===== Material provided =====
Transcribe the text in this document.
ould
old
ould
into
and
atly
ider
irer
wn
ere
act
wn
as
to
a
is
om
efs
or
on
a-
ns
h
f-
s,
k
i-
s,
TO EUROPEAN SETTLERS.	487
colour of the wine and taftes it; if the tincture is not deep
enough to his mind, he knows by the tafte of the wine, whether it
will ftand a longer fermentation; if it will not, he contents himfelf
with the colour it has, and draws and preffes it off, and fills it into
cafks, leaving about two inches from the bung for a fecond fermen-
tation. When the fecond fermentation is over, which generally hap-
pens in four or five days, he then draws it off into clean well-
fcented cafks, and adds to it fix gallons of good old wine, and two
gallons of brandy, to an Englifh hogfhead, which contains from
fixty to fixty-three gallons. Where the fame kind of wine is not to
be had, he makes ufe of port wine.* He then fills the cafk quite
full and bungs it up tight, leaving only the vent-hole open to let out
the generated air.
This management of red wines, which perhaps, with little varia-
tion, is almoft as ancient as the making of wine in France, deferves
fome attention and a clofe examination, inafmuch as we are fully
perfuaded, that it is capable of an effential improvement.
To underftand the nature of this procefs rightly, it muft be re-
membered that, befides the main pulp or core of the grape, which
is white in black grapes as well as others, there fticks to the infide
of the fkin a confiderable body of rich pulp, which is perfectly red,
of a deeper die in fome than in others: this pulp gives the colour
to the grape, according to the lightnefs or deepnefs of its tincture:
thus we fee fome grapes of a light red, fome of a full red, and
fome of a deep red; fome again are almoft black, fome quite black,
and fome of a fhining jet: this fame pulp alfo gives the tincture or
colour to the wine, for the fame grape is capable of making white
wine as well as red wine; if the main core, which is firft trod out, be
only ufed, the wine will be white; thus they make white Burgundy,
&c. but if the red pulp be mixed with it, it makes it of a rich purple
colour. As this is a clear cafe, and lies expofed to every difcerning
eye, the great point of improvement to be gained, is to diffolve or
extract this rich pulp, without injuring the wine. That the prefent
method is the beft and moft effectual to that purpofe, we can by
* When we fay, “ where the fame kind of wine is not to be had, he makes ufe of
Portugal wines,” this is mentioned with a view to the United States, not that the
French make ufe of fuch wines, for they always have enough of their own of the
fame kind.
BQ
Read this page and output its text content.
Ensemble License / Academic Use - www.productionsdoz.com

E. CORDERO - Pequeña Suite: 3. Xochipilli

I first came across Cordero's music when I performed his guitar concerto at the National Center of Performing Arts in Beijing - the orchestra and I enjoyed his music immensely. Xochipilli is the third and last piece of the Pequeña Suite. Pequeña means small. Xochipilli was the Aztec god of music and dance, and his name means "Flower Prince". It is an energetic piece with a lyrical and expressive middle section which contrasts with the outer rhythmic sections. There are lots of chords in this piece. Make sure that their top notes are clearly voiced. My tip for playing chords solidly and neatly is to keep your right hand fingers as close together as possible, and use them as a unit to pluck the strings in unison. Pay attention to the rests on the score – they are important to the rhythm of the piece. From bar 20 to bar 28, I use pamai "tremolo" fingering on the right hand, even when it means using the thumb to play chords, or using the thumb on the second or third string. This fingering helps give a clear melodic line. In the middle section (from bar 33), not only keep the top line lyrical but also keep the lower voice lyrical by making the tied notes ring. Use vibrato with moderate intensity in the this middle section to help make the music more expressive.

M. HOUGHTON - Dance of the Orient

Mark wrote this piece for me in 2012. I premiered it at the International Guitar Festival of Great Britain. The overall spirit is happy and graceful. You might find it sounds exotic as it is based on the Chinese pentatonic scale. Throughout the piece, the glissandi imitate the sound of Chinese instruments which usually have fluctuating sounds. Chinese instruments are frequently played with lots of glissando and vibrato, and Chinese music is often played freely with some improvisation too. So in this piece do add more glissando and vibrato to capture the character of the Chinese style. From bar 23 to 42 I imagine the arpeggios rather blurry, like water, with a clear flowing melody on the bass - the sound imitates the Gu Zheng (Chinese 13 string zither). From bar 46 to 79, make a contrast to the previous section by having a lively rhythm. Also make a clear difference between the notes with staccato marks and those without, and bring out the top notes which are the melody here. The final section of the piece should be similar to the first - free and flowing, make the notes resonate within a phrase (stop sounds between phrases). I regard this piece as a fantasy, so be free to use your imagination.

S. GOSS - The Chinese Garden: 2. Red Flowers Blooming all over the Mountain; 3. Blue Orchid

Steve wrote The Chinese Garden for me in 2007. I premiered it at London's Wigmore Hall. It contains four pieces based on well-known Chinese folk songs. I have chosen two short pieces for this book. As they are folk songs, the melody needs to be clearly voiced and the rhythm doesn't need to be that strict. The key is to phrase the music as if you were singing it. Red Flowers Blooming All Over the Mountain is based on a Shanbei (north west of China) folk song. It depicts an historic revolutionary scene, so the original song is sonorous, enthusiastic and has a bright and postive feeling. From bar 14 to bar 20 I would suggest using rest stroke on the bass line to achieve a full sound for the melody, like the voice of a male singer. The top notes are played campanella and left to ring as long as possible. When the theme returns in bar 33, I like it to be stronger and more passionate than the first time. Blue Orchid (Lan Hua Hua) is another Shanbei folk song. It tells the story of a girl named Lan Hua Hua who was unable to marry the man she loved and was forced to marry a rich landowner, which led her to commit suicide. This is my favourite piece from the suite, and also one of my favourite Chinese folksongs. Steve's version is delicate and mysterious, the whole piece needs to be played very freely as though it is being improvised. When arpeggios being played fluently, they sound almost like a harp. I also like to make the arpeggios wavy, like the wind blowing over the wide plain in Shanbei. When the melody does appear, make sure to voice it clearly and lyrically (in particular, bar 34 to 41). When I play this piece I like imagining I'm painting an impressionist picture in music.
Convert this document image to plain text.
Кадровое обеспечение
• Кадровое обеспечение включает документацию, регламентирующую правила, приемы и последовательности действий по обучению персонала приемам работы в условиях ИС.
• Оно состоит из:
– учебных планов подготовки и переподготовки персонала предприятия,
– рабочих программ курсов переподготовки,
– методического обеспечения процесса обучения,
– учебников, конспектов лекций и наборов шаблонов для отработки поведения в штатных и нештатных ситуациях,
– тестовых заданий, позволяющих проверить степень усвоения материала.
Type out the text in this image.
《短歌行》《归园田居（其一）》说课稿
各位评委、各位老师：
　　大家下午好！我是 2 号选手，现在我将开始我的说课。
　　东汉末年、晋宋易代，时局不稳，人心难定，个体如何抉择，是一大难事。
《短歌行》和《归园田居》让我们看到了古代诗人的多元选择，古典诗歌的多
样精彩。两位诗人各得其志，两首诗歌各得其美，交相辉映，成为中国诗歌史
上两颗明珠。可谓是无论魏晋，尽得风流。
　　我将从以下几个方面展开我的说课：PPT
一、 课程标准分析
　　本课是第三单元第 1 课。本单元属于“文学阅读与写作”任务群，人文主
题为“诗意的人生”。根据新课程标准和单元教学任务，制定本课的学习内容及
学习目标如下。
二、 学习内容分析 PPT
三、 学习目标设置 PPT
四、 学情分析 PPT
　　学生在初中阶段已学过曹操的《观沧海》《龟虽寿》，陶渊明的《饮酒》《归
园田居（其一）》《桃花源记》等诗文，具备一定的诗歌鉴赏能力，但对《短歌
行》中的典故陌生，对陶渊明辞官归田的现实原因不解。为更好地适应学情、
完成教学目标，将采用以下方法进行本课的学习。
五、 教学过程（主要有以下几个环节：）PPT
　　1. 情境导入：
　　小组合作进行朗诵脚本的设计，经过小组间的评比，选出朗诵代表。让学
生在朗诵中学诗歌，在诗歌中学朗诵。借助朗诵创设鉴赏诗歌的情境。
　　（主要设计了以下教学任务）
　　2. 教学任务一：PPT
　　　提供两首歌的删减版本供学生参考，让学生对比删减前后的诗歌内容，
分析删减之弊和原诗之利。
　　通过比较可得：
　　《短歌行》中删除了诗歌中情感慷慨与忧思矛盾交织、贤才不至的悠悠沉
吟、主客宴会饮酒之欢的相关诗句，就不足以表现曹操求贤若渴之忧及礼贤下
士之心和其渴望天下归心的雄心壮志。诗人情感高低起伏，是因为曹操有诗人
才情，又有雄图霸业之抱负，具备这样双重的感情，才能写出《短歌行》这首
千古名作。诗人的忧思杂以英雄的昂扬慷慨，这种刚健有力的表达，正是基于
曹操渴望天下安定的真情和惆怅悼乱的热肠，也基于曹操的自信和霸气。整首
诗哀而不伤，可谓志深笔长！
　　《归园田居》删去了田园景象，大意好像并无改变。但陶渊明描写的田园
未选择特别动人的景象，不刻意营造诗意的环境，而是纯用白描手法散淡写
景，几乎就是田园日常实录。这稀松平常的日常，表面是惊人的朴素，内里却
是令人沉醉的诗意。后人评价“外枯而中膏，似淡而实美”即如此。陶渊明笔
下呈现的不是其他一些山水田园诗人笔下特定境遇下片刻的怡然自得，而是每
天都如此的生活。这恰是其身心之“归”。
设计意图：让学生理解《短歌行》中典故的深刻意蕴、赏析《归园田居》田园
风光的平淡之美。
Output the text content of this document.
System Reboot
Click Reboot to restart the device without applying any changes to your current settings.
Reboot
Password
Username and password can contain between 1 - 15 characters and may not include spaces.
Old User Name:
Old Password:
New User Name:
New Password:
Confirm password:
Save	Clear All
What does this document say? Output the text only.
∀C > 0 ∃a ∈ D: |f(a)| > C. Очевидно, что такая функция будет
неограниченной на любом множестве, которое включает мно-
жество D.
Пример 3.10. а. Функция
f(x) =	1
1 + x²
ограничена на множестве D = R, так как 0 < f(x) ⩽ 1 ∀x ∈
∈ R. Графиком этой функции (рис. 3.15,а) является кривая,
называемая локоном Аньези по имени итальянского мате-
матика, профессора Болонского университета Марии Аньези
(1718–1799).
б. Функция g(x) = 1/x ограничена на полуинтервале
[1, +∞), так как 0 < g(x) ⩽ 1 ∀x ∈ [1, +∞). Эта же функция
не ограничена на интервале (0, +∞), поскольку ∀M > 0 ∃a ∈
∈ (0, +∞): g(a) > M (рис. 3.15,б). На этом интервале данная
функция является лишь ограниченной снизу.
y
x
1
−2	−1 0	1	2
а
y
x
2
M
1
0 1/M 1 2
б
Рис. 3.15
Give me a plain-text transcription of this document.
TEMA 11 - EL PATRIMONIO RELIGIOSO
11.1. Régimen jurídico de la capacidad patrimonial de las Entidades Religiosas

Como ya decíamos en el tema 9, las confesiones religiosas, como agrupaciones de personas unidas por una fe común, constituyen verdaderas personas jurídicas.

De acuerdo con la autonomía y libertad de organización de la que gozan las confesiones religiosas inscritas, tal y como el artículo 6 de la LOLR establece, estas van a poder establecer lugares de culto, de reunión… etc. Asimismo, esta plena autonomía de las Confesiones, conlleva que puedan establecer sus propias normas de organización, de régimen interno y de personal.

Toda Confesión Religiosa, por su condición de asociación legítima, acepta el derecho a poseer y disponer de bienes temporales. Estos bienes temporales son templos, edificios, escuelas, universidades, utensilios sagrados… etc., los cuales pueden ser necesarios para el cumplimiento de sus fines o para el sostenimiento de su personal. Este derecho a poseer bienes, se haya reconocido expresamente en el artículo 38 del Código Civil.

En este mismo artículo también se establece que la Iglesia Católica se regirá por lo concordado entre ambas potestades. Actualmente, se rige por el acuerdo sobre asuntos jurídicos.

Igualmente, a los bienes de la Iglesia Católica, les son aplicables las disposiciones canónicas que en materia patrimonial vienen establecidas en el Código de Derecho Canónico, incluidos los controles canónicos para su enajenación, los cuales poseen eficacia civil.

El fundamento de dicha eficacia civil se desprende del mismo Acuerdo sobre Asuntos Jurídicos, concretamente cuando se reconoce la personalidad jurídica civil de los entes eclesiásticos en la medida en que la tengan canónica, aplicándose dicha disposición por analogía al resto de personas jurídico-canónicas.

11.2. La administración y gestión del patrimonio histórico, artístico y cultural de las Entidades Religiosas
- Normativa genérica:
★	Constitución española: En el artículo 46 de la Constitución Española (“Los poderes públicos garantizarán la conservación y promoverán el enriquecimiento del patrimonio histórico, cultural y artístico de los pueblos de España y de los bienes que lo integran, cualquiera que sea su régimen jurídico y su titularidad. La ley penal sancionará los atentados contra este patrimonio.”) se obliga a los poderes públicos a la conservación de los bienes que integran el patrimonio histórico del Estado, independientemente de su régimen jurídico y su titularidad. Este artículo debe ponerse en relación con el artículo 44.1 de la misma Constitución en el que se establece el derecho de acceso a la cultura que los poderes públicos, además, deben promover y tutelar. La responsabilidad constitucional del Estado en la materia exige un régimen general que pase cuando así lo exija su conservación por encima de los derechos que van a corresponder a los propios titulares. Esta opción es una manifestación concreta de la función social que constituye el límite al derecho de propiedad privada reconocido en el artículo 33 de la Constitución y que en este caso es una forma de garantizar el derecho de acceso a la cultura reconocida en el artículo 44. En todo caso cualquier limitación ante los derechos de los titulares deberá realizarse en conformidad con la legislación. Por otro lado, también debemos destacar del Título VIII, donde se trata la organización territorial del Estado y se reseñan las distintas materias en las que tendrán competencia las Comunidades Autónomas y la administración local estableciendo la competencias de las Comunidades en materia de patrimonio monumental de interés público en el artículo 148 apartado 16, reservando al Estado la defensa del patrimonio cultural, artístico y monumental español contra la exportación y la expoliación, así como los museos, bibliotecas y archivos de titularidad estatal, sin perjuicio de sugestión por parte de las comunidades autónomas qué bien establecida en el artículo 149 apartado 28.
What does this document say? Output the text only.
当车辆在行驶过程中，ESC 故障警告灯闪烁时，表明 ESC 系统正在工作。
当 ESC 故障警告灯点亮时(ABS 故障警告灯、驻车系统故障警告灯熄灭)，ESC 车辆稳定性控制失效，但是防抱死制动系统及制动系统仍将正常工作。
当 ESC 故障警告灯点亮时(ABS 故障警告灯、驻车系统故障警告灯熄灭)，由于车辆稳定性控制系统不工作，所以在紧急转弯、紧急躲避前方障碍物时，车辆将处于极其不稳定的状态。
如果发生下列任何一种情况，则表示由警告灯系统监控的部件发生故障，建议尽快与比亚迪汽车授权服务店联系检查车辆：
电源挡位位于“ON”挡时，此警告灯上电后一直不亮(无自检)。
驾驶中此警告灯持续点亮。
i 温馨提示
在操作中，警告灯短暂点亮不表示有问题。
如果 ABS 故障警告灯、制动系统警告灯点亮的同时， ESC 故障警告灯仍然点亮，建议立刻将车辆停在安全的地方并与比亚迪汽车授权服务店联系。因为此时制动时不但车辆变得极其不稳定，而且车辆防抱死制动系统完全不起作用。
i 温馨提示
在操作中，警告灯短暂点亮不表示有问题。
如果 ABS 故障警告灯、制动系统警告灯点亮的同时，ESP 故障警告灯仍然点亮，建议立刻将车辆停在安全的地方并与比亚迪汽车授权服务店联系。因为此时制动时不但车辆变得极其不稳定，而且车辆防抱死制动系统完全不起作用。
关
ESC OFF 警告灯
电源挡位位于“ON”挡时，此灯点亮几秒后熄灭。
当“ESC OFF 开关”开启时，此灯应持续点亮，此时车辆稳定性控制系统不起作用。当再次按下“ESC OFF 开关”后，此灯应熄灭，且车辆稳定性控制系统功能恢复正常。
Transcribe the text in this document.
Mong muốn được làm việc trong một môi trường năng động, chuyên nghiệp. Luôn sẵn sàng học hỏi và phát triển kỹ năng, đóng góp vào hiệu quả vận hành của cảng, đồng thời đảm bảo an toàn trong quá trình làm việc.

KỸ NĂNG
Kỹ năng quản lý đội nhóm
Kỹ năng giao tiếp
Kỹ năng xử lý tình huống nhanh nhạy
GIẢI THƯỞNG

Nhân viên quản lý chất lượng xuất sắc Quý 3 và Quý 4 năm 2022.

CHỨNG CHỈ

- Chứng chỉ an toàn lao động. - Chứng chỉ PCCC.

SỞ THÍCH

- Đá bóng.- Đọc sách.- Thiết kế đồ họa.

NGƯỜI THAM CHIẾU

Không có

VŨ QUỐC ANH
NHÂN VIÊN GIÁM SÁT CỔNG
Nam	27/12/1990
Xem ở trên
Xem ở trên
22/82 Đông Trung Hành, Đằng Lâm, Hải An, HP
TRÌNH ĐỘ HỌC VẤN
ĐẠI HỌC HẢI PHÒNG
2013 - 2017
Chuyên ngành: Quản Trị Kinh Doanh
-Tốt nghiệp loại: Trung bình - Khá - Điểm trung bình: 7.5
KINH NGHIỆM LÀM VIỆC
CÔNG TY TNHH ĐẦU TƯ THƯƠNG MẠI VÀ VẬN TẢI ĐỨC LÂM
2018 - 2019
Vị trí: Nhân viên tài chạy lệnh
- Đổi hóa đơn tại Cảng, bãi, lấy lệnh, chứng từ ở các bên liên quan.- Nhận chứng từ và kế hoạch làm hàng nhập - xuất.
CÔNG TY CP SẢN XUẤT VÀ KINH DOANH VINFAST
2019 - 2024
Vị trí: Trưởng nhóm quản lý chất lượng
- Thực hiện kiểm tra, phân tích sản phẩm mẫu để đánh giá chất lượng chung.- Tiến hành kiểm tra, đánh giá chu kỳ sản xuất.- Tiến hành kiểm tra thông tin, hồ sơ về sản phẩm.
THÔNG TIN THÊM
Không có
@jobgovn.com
=====
Exercise
Go through the lines above. Select every one that has the string "因为此时制动时不但车辆变得极其不稳定".

Complete output
如果 ABS 故障警告灯、制动系统警告灯点亮的同时， ESC 故障警告灯仍然点亮，建议立刻将车辆停在安全的地方并与比亚迪汽车授权服务店联系。因为此时制动时不但车辆变得极其不稳定，而且车辆防抱死制动系统完全不起作用。
如果 ABS 故障警告灯、制动系统警告灯点亮的同时，ESP 故障警告灯仍然点亮，建议立刻将车辆停在安全的地方并与比亚迪汽车授权服务店联系。因为此时制动时不但车辆变得极其不稳定，而且车辆防抱死制动系统完全不起作用。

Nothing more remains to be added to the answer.